═════ Dataset entries

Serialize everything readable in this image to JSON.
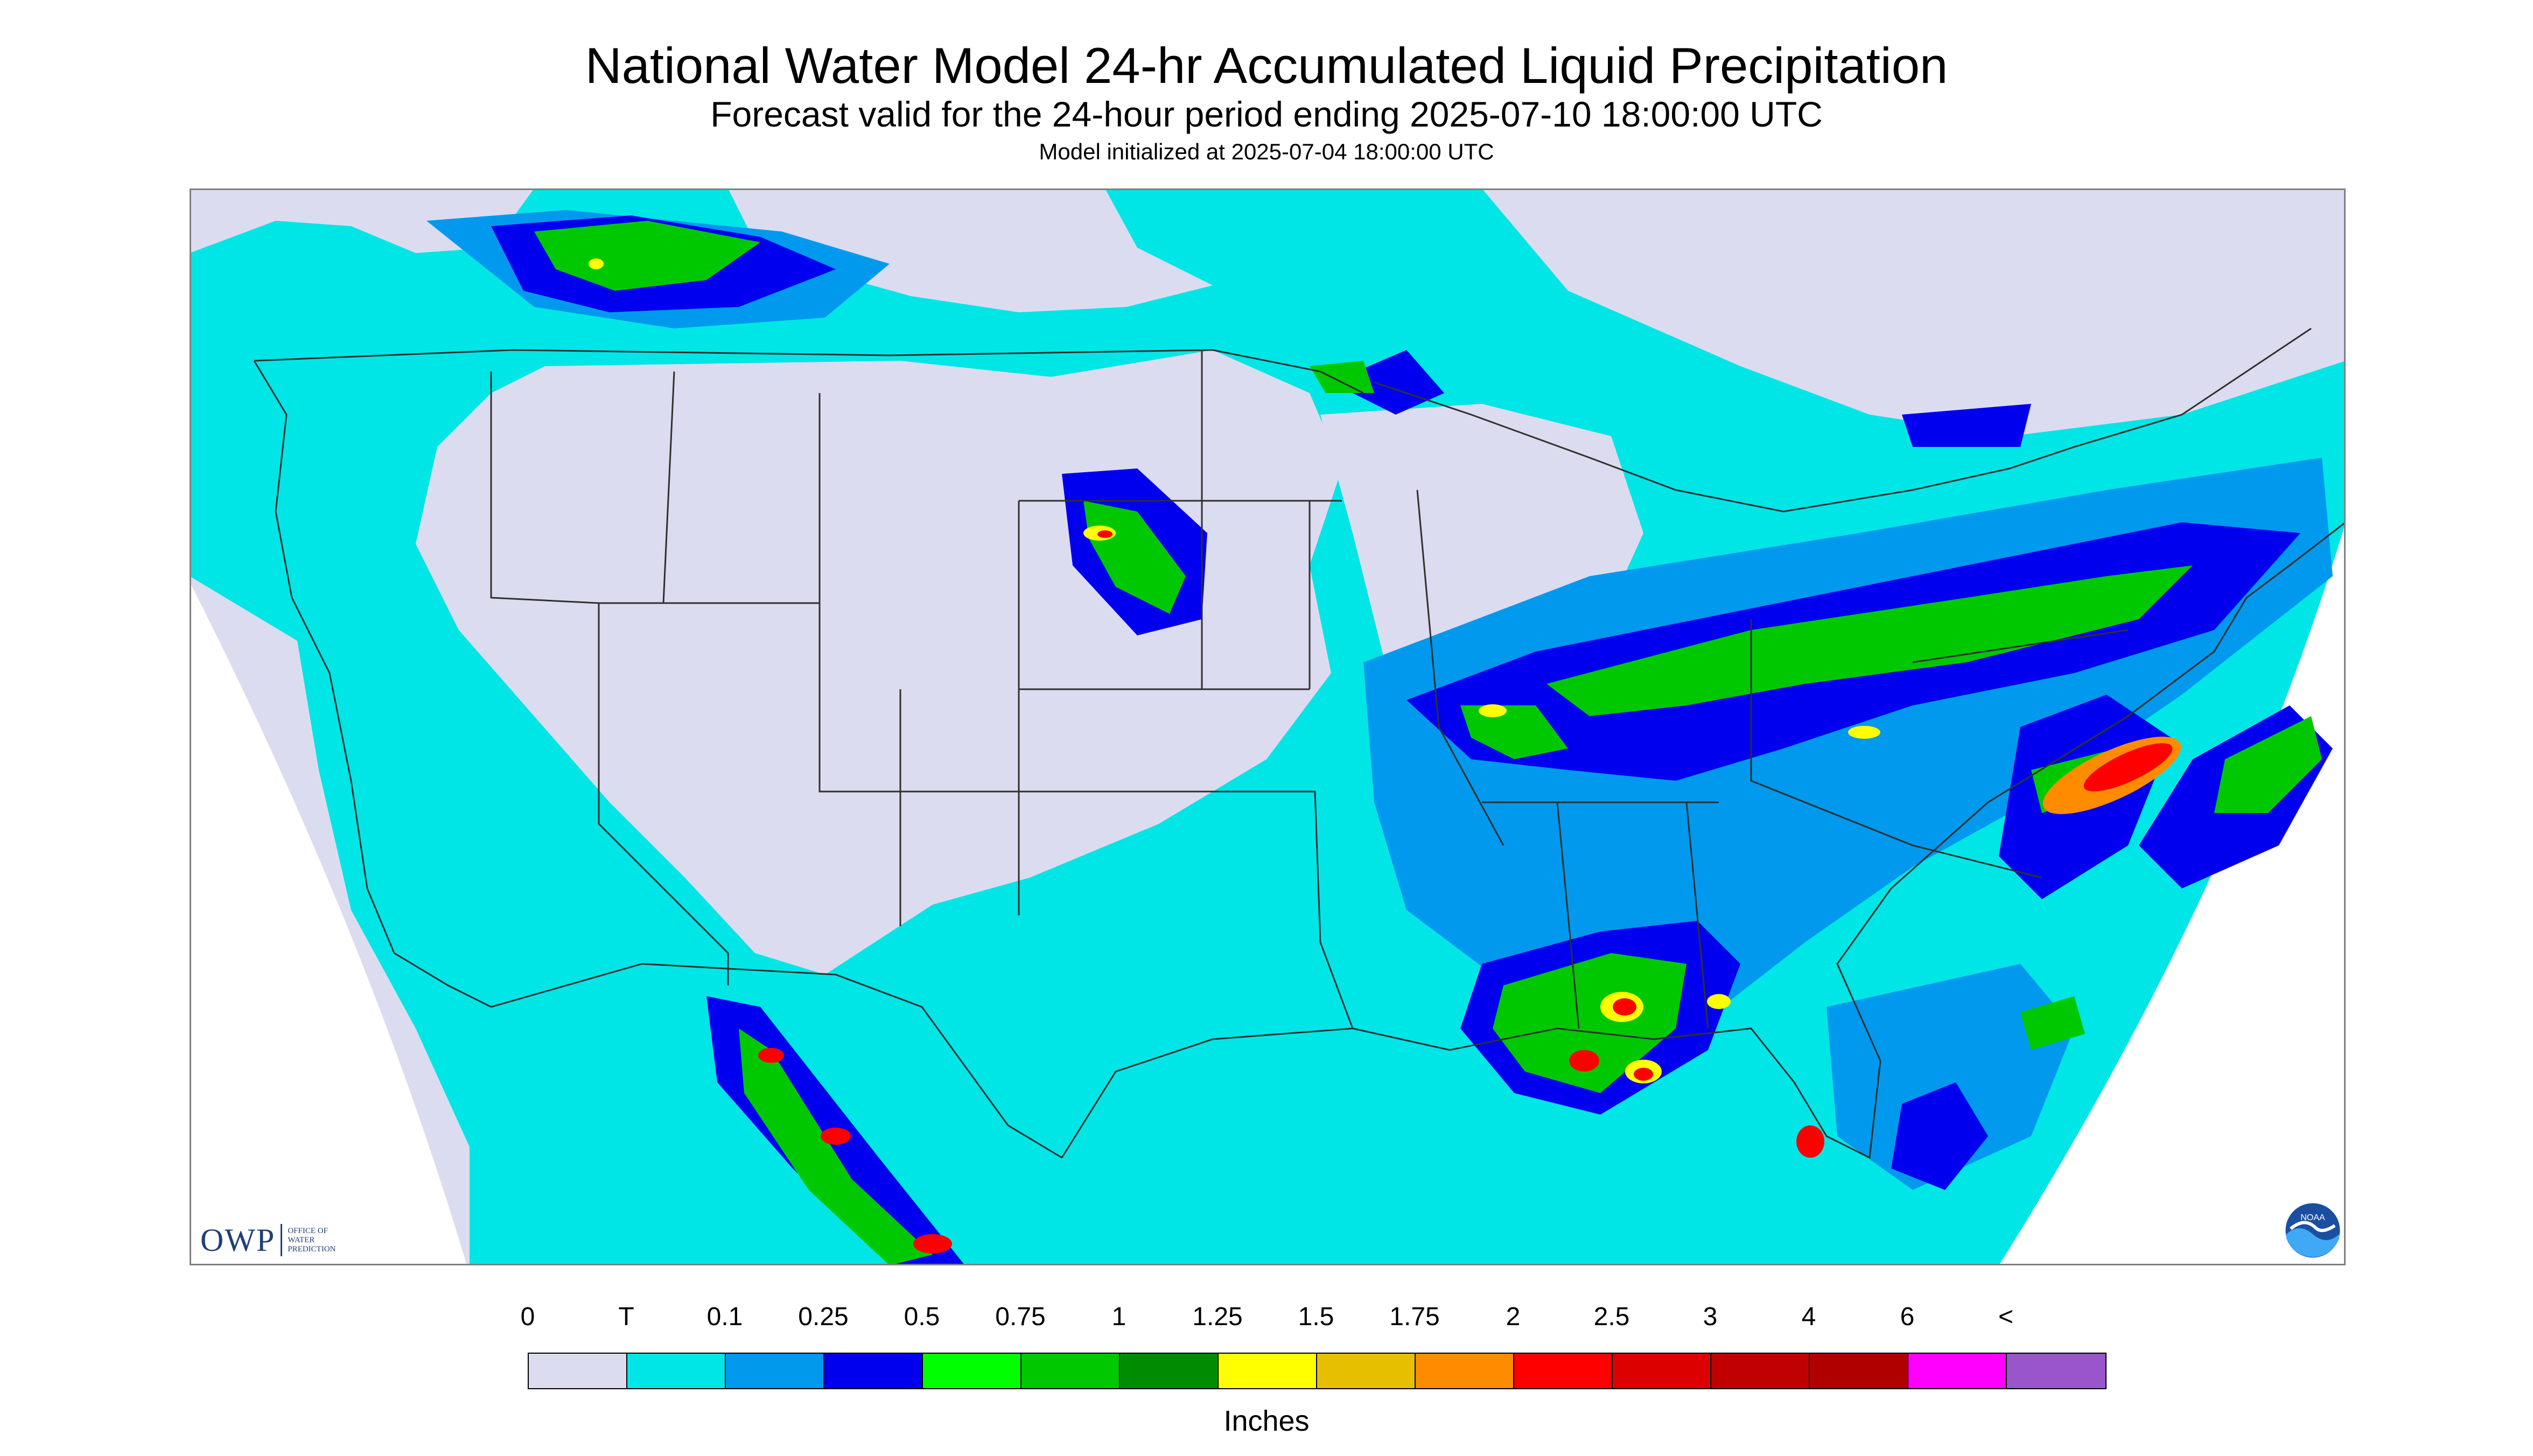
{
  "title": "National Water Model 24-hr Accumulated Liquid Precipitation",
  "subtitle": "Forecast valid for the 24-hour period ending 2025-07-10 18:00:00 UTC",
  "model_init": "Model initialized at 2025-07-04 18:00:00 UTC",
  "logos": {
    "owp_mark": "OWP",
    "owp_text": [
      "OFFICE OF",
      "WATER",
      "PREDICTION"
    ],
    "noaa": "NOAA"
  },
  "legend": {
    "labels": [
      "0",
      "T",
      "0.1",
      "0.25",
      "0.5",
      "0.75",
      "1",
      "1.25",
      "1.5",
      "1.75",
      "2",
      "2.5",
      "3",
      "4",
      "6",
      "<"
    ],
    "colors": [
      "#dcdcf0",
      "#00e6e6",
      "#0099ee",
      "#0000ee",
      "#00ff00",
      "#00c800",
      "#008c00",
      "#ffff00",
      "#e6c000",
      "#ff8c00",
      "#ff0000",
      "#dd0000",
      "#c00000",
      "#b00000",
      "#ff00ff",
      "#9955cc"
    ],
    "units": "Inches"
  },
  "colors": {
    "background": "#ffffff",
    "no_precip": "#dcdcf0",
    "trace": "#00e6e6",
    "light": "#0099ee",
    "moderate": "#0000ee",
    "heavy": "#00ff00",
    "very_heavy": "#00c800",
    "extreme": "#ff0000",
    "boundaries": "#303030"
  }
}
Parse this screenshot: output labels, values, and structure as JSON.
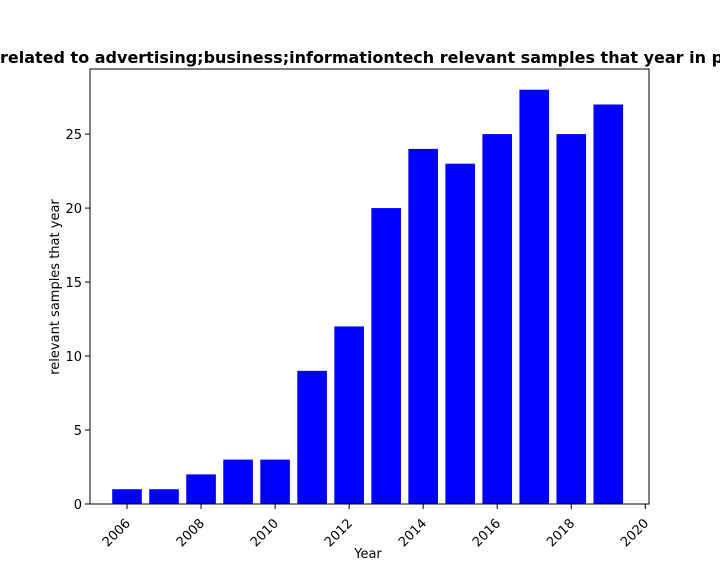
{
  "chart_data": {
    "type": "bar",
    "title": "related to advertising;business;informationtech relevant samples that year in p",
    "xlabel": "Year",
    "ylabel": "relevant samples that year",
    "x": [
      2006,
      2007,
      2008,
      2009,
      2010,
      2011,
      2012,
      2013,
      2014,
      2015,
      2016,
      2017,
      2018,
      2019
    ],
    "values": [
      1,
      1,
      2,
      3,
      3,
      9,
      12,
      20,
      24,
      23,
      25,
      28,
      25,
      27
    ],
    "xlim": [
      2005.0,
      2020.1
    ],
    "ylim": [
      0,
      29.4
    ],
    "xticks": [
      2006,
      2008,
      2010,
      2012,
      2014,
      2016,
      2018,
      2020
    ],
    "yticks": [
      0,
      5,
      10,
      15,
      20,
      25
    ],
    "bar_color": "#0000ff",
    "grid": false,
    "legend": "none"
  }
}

══════════

## What is expected
Pictures in the data above should not be copied; transcribe everything else exactly.

## Expected answer
Serialize everything readable in this image to JSON.
{
  "title": "National Water Model 24-hr Accumulated Liquid Precipitation",
  "subtitle": "Forecast valid for the 24-hour period ending 2025-07-10 18:00:00 UTC",
  "model_init": "Model initialized at 2025-07-04 18:00:00 UTC",
  "logos": {
    "owp_mark": "OWP",
    "owp_text": [
      "OFFICE OF",
      "WATER",
      "PREDICTION"
    ],
    "noaa": "NOAA"
  },
  "legend": {
    "labels": [
      "0",
      "T",
      "0.1",
      "0.25",
      "0.5",
      "0.75",
      "1",
      "1.25",
      "1.5",
      "1.75",
      "2",
      "2.5",
      "3",
      "4",
      "6",
      "<"
    ],
    "colors": [
      "#dcdcf0",
      "#00e6e6",
      "#0099ee",
      "#0000ee",
      "#00ff00",
      "#00c800",
      "#008c00",
      "#ffff00",
      "#e6c000",
      "#ff8c00",
      "#ff0000",
      "#dd0000",
      "#c00000",
      "#b00000",
      "#ff00ff",
      "#9955cc"
    ],
    "units": "Inches"
  },
  "colors": {
    "background": "#ffffff",
    "no_precip": "#dcdcf0",
    "trace": "#00e6e6",
    "light": "#0099ee",
    "moderate": "#0000ee",
    "heavy": "#00ff00",
    "very_heavy": "#00c800",
    "extreme": "#ff0000",
    "boundaries": "#303030"
  }
}
Parse this screenshot: output labels, values, and structure as JSON.
{
  "chart_data": {
    "type": "bar",
    "title": "related to advertising;business;informationtech relevant samples that year in p",
    "xlabel": "Year",
    "ylabel": "relevant samples that year",
    "x": [
      2006,
      2007,
      2008,
      2009,
      2010,
      2011,
      2012,
      2013,
      2014,
      2015,
      2016,
      2017,
      2018,
      2019
    ],
    "values": [
      1,
      1,
      2,
      3,
      3,
      9,
      12,
      20,
      24,
      23,
      25,
      28,
      25,
      27
    ],
    "xlim": [
      2005.0,
      2020.1
    ],
    "ylim": [
      0,
      29.4
    ],
    "xticks": [
      2006,
      2008,
      2010,
      2012,
      2014,
      2016,
      2018,
      2020
    ],
    "yticks": [
      0,
      5,
      10,
      15,
      20,
      25
    ],
    "bar_color": "#0000ff",
    "grid": false,
    "legend": "none"
  }
}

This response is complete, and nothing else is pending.